◆ Prompt:
Repeat the lines in the records starting at the line that contains "eye-icon[interactable]: ◉ — [420, 917, 431, 939]" and ending at the line that contains "object-audio[interactable]: Audio —", with both of those lines included.

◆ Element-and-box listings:
%%

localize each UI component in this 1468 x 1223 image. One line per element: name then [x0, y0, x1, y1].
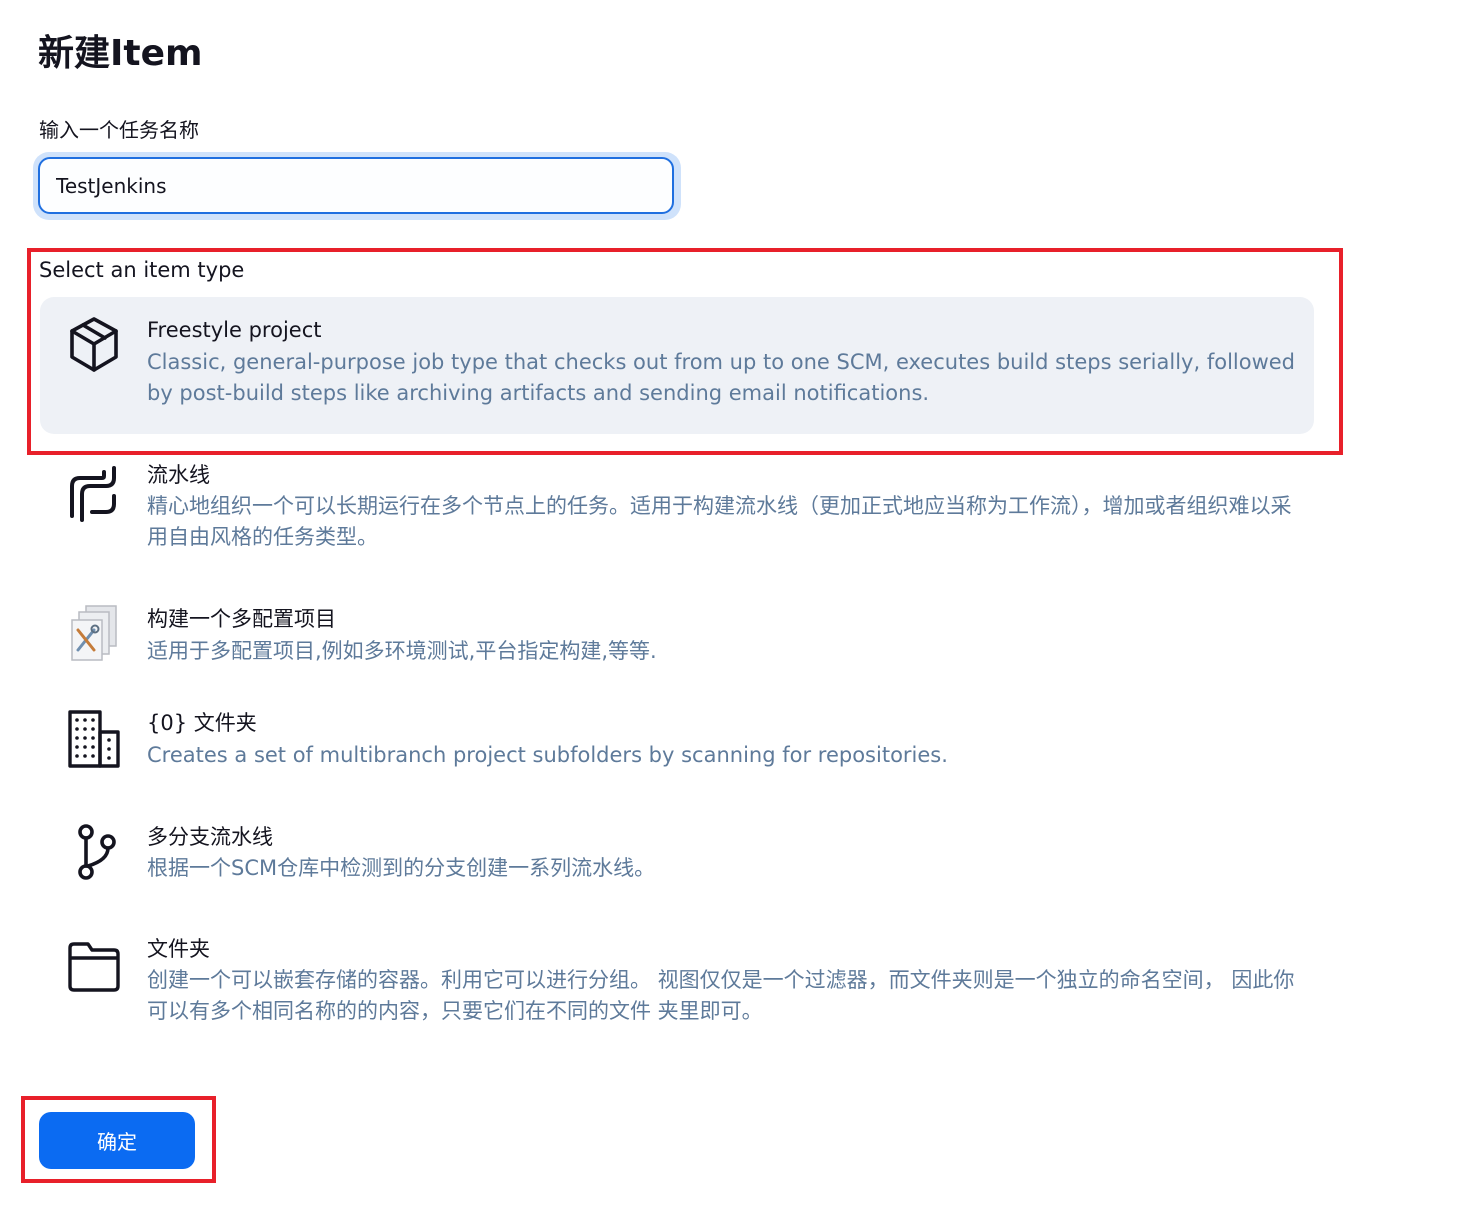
ok-button[interactable]: 确定	[39, 1112, 195, 1169]
item-type-name: 文件夹	[147, 937, 210, 961]
item-type-description: 创建一个可以嵌套存储的容器。利用它可以进行分组。 视图仅仅是一个过滤器，而文件夹…	[147, 968, 1295, 1023]
branch-icon	[64, 820, 124, 884]
item-type-name: {0} 文件夹	[147, 711, 257, 735]
item-type-organization-folder[interactable]: {0} 文件夹 Creates a set of multibranch pro…	[40, 700, 1314, 780]
item-type-name: 构建一个多配置项目	[147, 607, 336, 631]
freestyle-box-icon	[64, 313, 124, 377]
item-type-pipeline[interactable]: 流水线 精心地组织一个可以长期运行在多个节点上的任务。适用于构建流水线（更加正式…	[40, 452, 1314, 562]
item-type-multibranch-pipeline[interactable]: 多分支流水线 根据一个SCM仓库中检测到的分支创建一系列流水线。	[40, 814, 1314, 894]
item-type-freestyle[interactable]: Freestyle project Classic, general-purpo…	[40, 297, 1314, 434]
item-type-description: Classic, general-purpose job type that c…	[147, 350, 1296, 405]
page-title: 新建Item	[38, 33, 203, 74]
pipeline-icon	[64, 458, 124, 522]
item-type-folder[interactable]: 文件夹 创建一个可以嵌套存储的容器。利用它可以进行分组。 视图仅仅是一个过滤器，…	[40, 926, 1314, 1036]
folder-icon	[64, 932, 124, 996]
item-type-label: Select an item type	[39, 258, 245, 282]
item-name-input[interactable]	[38, 157, 674, 214]
multi-config-icon	[64, 602, 124, 666]
item-name-focus-ring	[33, 152, 681, 220]
item-type-description: 根据一个SCM仓库中检测到的分支创建一系列流水线。	[147, 856, 656, 880]
item-type-name: 多分支流水线	[147, 825, 273, 849]
organization-folder-icon	[64, 706, 124, 770]
item-type-name: Freestyle project	[147, 318, 322, 342]
item-type-description: Creates a set of multibranch project sub…	[147, 743, 948, 767]
item-type-multi-config[interactable]: 构建一个多配置项目 适用于多配置项目,例如多环境测试,平台指定构建,等等.	[40, 596, 1314, 676]
item-type-description: 适用于多配置项目,例如多环境测试,平台指定构建,等等.	[147, 639, 657, 663]
item-type-description: 精心地组织一个可以长期运行在多个节点上的任务。适用于构建流水线（更加正式地应当称…	[147, 494, 1292, 549]
item-type-name: 流水线	[147, 463, 210, 487]
item-name-label: 输入一个任务名称	[39, 118, 199, 142]
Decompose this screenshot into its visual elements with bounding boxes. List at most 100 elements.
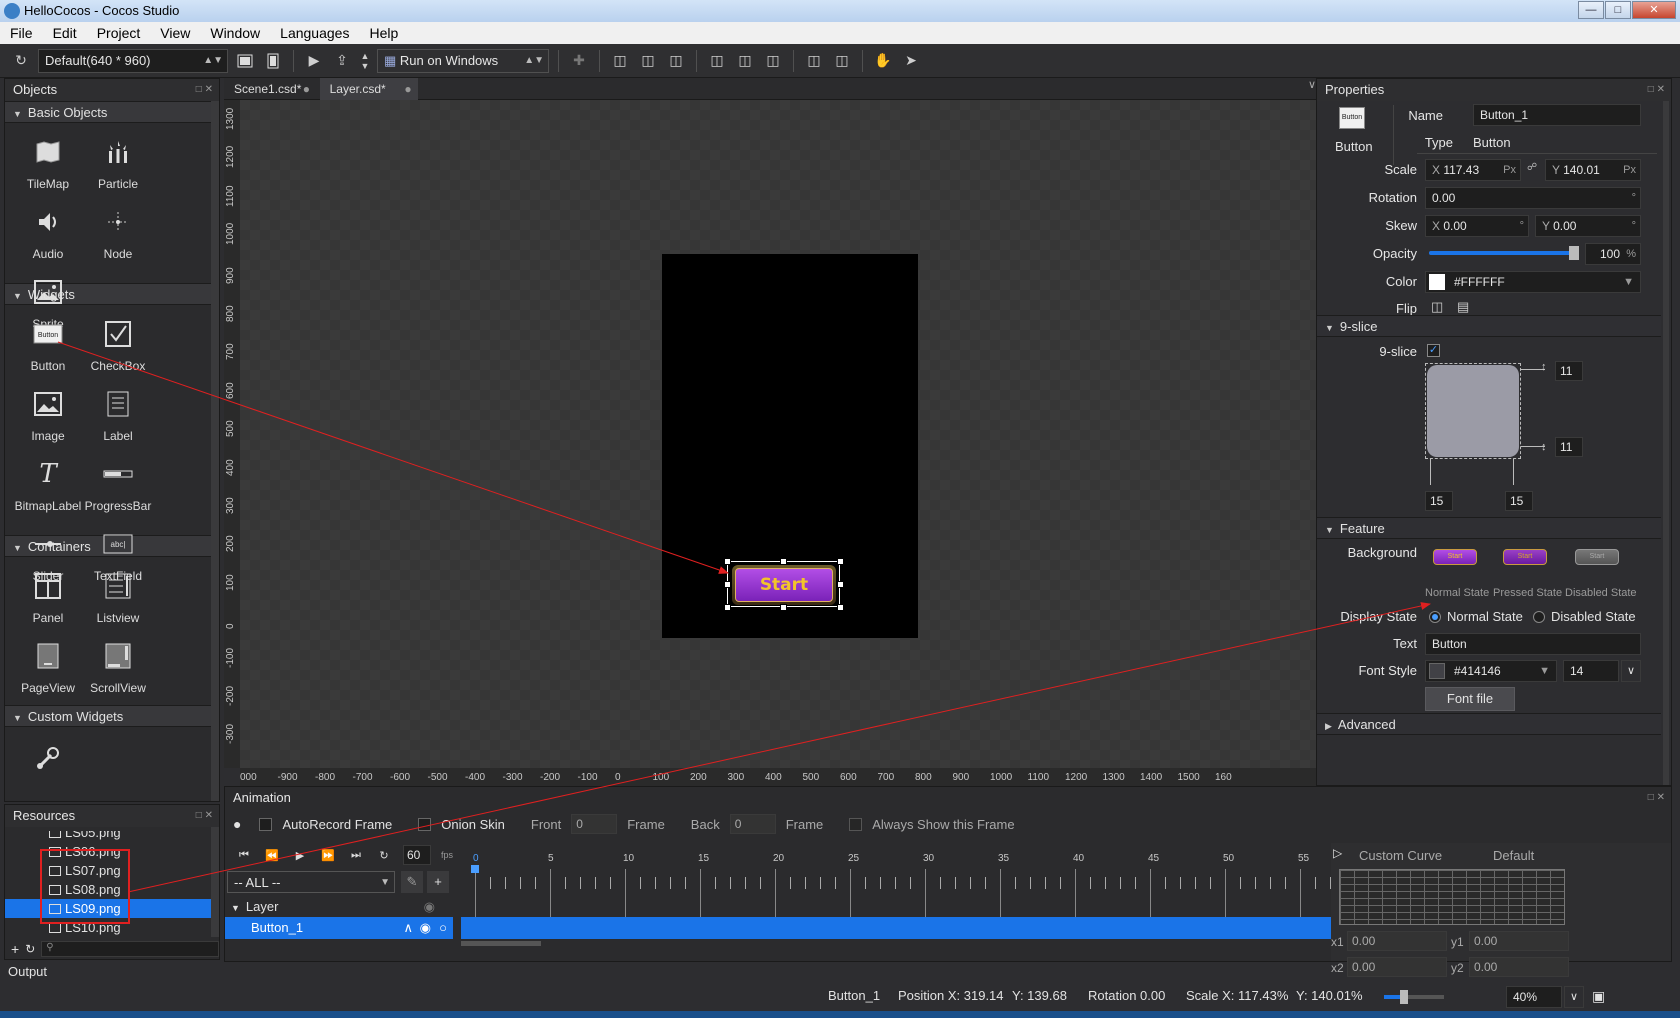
eye-icon[interactable]: ◉ — [420, 917, 431, 939]
resize-handle[interactable] — [723, 557, 731, 565]
chevron-updown-icon[interactable]: ▲ ▼ — [359, 50, 371, 72]
opacity-slider-thumb[interactable] — [1569, 246, 1579, 260]
add-layer-icon[interactable]: + — [427, 871, 449, 893]
object-audio[interactable]: Audio — [13, 197, 83, 267]
rotate-device-icon[interactable]: ↻ — [10, 50, 32, 72]
nine-slice-checkbox[interactable]: ✓ — [1427, 344, 1440, 357]
last-frame-icon[interactable]: ⏭ — [347, 846, 365, 864]
zoom-slider-track[interactable] — [1384, 995, 1444, 999]
resize-handle[interactable] — [780, 603, 787, 611]
prev-frame-icon[interactable]: ⏪ — [263, 846, 281, 864]
lock-icon[interactable]: ○ — [439, 917, 447, 939]
fps-input[interactable]: 60 — [403, 845, 431, 865]
opacity-input[interactable]: 100% — [1585, 243, 1641, 265]
playhead[interactable] — [471, 865, 479, 873]
section-feature[interactable]: ▼ Feature — [1317, 517, 1661, 539]
resource-search-input[interactable]: ⚲ — [41, 941, 219, 957]
section-basic-objects[interactable]: ▼ Basic Objects — [5, 101, 219, 123]
distribute-h-icon[interactable]: ◫ — [803, 50, 825, 72]
panel-controls[interactable]: □ ✕ — [196, 805, 213, 827]
close-button[interactable]: ✕ — [1632, 1, 1676, 19]
timeline-area[interactable]: 0 5 10 15 20 25 30 35 40 45 50 55 — [461, 843, 1331, 939]
play-icon[interactable]: ▶ — [303, 50, 325, 72]
slice-top-input[interactable]: 11 — [1555, 361, 1583, 381]
loop-icon[interactable]: ↻ — [375, 846, 393, 864]
section-advanced[interactable]: ▶ Advanced — [1317, 713, 1661, 735]
timeline-hscroll[interactable] — [461, 941, 541, 946]
resources-scrollbar[interactable] — [211, 827, 219, 937]
skew-x-input[interactable]: X 0.00 ° — [1425, 215, 1529, 237]
timeline-node-row[interactable]: Button_1 ∧ ◉ ○ — [225, 917, 453, 939]
x2-input[interactable]: 0.00 — [1347, 957, 1447, 977]
section-widgets[interactable]: ▼ Widgets — [5, 283, 219, 305]
timeline-layer-row[interactable]: ▼ Layer ◉ — [225, 897, 453, 917]
object-node[interactable]: Node — [83, 197, 153, 267]
fit-screen-icon[interactable]: ▣ — [1592, 988, 1605, 1005]
resize-handle[interactable] — [836, 603, 844, 611]
skew-y-input[interactable]: Y 0.00 ° — [1535, 215, 1641, 237]
onion-skin-checkbox[interactable] — [418, 817, 432, 831]
eye-icon[interactable]: ◉ — [424, 897, 435, 917]
menu-edit[interactable]: Edit — [43, 25, 87, 41]
play-icon[interactable]: ▶ — [291, 846, 309, 864]
tab-close-icon[interactable]: ● — [303, 78, 310, 100]
lock-ratio-icon[interactable]: ☍ — [1527, 162, 1537, 173]
menu-project[interactable]: Project — [87, 25, 151, 41]
edit-pencil-icon[interactable]: ✎ — [401, 871, 423, 893]
object-progressbar[interactable]: ProgressBar — [83, 449, 153, 519]
font-size-input[interactable]: 14 — [1563, 660, 1619, 682]
move-icon[interactable]: ✚ — [568, 50, 590, 72]
properties-scrollbar[interactable] — [1663, 101, 1669, 785]
panel-controls[interactable]: □ ✕ — [196, 79, 213, 101]
x1-input[interactable]: 0.00 — [1347, 931, 1447, 951]
scale-y-input[interactable]: Y 140.01 Px — [1545, 159, 1641, 181]
pointer-tool-icon[interactable]: ➤ — [900, 50, 922, 72]
align-center-h-icon[interactable]: ◫ — [637, 50, 659, 72]
resize-handle[interactable] — [836, 557, 844, 565]
section-custom-widgets[interactable]: ▼ Custom Widgets — [5, 705, 219, 727]
publish-icon[interactable]: ⇪ — [331, 50, 353, 72]
resize-handle[interactable] — [780, 557, 787, 565]
front-input[interactable]: 0 — [571, 814, 618, 834]
distribute-v-icon[interactable]: ◫ — [831, 50, 853, 72]
align-left-icon[interactable]: ◫ — [609, 50, 631, 72]
menu-view[interactable]: View — [150, 25, 200, 41]
object-custom-add[interactable] — [13, 731, 83, 781]
opacity-slider-track[interactable] — [1429, 251, 1575, 255]
objects-scrollbar[interactable] — [211, 101, 219, 801]
align-right-icon[interactable]: ◫ — [665, 50, 687, 72]
object-particle[interactable]: Particle — [83, 127, 153, 197]
display-state-radio-normal[interactable]: Normal State — [1429, 609, 1523, 624]
panel-controls[interactable]: □ ✕ — [1648, 787, 1665, 809]
object-scrollview[interactable]: ScrollView — [83, 631, 153, 701]
nine-slice-preview[interactable] — [1425, 363, 1521, 459]
back-input[interactable]: 0 — [729, 814, 776, 834]
chevron-down-icon[interactable]: ∨ — [1308, 78, 1316, 91]
maximize-button[interactable]: □ — [1605, 1, 1631, 19]
always-show-checkbox[interactable] — [849, 817, 863, 831]
section-9-slice[interactable]: ▼ 9-slice — [1317, 315, 1661, 337]
menu-help[interactable]: Help — [359, 25, 408, 41]
object-bitmaplabel[interactable]: T BitmapLabel — [13, 449, 83, 519]
zoom-input[interactable]: 40% — [1506, 986, 1562, 1008]
flip-vertical-icon[interactable]: ▤ — [1457, 299, 1469, 315]
name-input[interactable]: Button_1 — [1473, 104, 1641, 126]
resolution-select[interactable]: Default(640 * 960) ▲▼ — [38, 48, 228, 73]
resize-handle[interactable] — [723, 603, 731, 611]
menu-window[interactable]: Window — [200, 25, 270, 41]
curve-grid[interactable] — [1339, 869, 1565, 925]
object-image[interactable]: Image — [13, 379, 83, 449]
custom-curve-label[interactable]: Custom Curve — [1359, 848, 1442, 863]
panel-controls[interactable]: □ ✕ — [1648, 79, 1665, 101]
chevron-up-icon[interactable]: ∧ — [403, 917, 413, 939]
add-icon[interactable]: + — [11, 941, 19, 957]
resize-handle[interactable] — [836, 580, 844, 588]
display-state-radio-disabled[interactable]: Disabled State — [1533, 609, 1636, 624]
font-color-select[interactable]: #414146 ▼ — [1425, 660, 1557, 682]
align-top-icon[interactable]: ◫ — [706, 50, 728, 72]
output-panel-title[interactable]: Output — [8, 964, 47, 979]
rotation-input[interactable]: 0.00 ° — [1425, 187, 1641, 209]
align-bottom-icon[interactable]: ◫ — [762, 50, 784, 72]
y2-input[interactable]: 0.00 — [1469, 957, 1569, 977]
layer-filter-select[interactable]: -- ALL -- ▼ — [227, 871, 395, 893]
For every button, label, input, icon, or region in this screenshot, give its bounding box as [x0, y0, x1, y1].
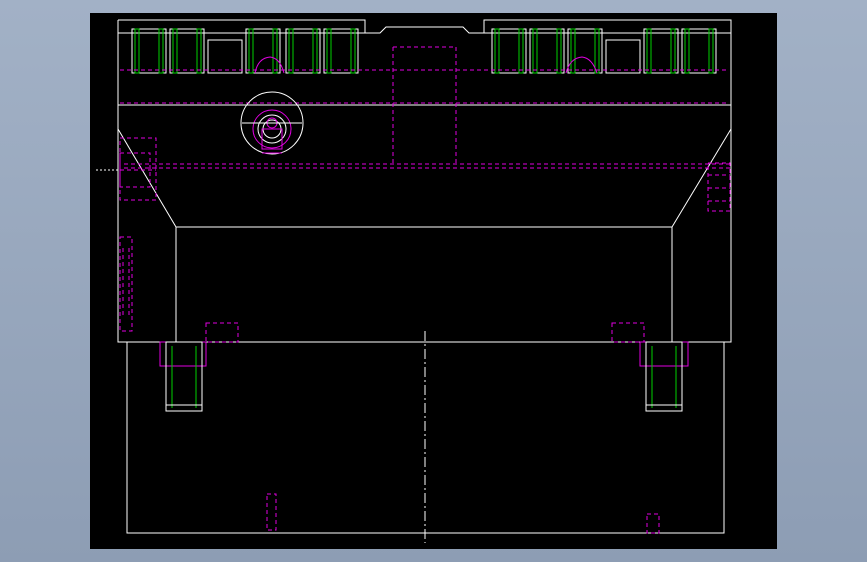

%%

◆ Complete output:
eye-icon[interactable]: ◉ — [420, 917, 431, 939]
resize-handle[interactable] — [723, 557, 731, 565]
chevron-updown-icon[interactable]: ▲ ▼ — [359, 50, 371, 72]
opacity-slider-thumb[interactable] — [1569, 246, 1579, 260]
add-layer-icon[interactable]: + — [427, 871, 449, 893]
object-audio[interactable]: Audio — [13, 197, 83, 267]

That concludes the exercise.